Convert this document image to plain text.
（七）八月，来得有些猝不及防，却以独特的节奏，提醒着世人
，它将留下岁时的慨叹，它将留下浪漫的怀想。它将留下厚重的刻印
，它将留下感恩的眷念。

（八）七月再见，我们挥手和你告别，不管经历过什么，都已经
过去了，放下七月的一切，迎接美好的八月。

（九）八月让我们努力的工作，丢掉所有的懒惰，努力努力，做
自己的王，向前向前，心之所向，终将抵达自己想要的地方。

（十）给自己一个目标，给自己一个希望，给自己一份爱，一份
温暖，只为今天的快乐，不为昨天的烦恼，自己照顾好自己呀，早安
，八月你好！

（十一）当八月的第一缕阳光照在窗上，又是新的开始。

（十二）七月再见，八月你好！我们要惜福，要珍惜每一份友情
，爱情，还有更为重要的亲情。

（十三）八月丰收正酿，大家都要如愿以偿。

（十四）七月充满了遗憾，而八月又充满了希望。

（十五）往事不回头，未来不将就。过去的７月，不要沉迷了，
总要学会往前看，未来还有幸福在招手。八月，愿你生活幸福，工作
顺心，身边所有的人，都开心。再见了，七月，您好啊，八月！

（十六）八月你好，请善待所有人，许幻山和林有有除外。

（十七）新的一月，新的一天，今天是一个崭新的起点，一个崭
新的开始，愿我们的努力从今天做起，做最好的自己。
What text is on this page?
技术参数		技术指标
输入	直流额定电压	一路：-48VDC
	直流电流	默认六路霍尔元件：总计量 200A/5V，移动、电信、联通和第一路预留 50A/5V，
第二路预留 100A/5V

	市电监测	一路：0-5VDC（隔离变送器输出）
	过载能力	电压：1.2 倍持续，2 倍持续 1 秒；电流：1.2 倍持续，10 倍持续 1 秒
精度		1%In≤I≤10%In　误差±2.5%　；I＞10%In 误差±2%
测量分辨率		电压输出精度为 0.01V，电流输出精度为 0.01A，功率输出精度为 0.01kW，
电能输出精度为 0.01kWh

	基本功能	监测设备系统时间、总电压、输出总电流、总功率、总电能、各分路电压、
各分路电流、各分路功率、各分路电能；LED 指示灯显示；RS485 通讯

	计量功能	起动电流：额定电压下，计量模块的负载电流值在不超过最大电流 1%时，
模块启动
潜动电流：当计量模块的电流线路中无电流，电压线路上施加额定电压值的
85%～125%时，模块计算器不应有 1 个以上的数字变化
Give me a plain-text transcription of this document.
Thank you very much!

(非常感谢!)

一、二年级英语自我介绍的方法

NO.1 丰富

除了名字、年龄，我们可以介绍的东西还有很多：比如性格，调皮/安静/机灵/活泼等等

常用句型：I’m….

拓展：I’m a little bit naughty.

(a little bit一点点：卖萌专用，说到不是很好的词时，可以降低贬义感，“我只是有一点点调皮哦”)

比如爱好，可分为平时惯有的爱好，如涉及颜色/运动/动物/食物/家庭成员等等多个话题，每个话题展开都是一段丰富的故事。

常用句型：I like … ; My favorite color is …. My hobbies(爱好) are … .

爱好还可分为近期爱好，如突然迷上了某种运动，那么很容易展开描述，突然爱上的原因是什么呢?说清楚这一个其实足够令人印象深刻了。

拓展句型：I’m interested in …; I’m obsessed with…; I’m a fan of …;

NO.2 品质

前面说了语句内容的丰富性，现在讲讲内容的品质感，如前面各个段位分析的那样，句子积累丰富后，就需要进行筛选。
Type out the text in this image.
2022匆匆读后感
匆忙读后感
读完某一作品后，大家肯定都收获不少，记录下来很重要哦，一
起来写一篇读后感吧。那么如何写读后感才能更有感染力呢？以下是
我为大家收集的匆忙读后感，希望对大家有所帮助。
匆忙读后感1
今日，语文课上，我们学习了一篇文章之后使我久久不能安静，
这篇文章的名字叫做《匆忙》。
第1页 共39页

- - - - -

SET TASK:
Pull out all lines from the entries above that include the word "this".

SOLUTION:
Convert this document image to plain text.
What text is on this page?
Give me a plain-text transcription of this document.
Type out the text in this image.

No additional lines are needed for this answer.